» TASK ITEM:
Select, from the data, each line where "Treatment" occurs.

################

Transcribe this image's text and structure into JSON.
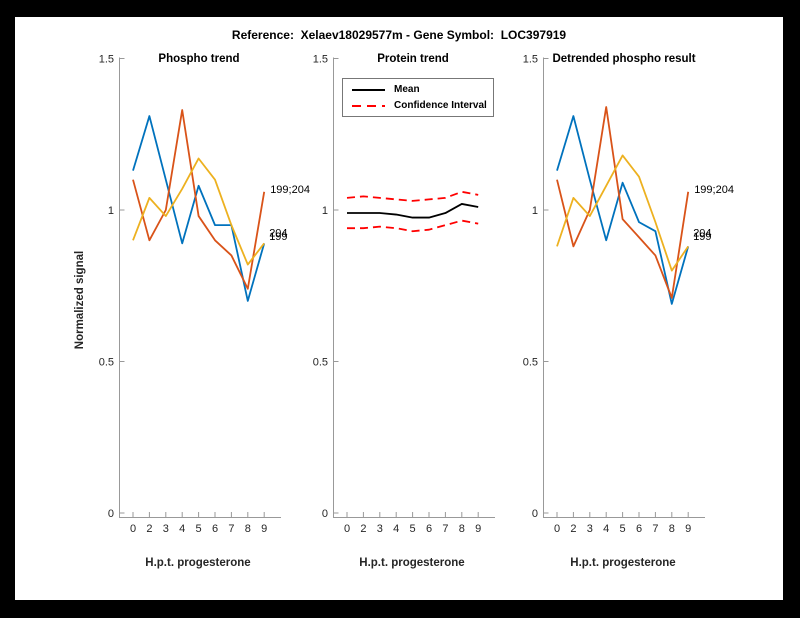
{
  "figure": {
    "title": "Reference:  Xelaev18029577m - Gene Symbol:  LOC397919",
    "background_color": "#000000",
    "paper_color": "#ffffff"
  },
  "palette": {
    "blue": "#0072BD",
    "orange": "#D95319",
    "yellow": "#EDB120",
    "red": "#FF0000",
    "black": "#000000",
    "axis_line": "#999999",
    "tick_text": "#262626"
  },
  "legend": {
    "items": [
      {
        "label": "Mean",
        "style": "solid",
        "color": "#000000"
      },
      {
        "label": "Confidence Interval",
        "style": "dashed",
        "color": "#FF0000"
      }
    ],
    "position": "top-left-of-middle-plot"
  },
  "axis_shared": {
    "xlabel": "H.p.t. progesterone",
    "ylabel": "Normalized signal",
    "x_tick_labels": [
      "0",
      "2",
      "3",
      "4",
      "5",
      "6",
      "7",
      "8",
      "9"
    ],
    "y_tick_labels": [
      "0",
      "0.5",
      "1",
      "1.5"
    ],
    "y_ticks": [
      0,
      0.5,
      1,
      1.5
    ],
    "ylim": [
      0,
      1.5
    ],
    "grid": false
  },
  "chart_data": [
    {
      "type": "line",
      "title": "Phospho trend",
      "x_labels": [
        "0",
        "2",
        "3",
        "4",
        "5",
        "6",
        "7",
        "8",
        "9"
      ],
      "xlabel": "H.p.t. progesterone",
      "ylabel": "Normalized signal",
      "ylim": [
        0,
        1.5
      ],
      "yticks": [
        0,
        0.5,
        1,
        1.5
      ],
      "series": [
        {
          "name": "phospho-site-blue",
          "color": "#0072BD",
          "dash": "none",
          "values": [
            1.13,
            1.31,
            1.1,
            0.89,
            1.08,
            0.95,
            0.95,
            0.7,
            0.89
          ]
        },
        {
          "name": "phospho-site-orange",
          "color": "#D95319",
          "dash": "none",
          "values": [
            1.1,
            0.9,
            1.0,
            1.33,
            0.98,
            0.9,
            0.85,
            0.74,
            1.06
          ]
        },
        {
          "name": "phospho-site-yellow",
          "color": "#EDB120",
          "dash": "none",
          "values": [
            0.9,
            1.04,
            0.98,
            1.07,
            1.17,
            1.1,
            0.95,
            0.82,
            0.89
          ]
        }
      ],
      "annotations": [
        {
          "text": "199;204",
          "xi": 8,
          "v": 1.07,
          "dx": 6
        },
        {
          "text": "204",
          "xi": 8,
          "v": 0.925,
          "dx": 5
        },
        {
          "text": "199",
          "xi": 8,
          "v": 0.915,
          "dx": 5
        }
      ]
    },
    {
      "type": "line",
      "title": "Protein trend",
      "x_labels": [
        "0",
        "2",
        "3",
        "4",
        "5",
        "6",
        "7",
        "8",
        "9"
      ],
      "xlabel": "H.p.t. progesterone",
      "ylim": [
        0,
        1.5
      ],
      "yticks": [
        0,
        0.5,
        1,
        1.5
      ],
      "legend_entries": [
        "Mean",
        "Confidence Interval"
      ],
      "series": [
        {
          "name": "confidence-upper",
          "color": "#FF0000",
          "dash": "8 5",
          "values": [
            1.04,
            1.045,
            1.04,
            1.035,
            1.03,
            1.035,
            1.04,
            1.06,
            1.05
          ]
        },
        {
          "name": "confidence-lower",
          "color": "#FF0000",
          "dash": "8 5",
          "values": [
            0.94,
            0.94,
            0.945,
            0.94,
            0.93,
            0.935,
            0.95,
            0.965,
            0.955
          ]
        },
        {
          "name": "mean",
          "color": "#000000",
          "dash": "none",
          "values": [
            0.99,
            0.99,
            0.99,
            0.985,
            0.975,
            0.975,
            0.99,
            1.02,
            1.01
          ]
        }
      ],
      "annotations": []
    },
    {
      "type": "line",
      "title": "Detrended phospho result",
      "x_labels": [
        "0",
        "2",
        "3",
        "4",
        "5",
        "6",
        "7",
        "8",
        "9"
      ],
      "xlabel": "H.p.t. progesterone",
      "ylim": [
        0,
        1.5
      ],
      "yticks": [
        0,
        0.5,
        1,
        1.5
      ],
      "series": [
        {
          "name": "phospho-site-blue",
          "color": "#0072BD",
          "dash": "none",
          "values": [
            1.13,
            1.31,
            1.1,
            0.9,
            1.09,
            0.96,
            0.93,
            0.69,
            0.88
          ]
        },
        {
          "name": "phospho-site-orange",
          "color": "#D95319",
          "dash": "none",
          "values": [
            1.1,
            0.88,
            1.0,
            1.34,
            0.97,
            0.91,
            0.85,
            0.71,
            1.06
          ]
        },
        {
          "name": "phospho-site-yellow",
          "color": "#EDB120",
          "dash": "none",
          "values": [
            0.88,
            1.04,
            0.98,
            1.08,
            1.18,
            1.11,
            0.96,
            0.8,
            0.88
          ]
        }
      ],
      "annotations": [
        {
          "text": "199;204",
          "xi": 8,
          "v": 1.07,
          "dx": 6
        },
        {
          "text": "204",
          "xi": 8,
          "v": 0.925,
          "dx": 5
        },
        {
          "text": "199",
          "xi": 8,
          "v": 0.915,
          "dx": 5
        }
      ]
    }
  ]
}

################

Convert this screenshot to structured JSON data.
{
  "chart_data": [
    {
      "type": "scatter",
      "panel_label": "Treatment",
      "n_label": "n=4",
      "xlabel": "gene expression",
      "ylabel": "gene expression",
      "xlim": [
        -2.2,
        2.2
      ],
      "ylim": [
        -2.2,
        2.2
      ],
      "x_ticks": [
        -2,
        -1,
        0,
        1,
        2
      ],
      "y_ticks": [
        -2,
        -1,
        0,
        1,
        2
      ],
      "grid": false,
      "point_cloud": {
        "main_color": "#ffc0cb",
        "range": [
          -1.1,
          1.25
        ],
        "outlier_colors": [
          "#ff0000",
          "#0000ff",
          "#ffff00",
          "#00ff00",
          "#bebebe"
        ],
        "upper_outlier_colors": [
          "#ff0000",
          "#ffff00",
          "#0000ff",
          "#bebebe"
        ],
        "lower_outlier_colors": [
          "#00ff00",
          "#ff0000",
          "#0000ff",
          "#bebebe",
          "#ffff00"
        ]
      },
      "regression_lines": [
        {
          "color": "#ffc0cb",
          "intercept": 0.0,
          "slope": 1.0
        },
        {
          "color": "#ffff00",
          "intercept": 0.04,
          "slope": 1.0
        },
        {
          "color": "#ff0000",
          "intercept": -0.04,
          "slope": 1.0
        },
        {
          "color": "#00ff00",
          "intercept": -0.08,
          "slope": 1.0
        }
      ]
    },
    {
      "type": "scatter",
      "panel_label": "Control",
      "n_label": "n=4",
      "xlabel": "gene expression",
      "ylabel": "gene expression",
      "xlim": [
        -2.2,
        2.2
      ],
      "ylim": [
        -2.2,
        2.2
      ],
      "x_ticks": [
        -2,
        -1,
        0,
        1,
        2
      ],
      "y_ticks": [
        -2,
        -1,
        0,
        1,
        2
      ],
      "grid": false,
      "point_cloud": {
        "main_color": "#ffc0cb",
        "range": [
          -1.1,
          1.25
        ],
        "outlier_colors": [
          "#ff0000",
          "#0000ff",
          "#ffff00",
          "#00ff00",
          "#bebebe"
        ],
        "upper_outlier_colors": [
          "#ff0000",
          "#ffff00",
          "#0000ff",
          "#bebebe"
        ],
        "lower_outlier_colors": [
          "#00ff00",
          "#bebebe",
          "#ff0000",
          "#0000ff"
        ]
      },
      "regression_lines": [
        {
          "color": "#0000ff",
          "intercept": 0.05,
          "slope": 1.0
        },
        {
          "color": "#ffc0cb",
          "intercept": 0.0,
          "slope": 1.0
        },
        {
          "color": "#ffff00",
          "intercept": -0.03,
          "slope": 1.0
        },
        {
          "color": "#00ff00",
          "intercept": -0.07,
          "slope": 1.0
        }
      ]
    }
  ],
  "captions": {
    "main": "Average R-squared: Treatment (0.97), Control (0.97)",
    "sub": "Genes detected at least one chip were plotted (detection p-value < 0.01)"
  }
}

################

» RESPONSE BELOW:
      "panel_label": "Treatment",
    "main": "Average R-squared: Treatment (0.97), Control (0.97)",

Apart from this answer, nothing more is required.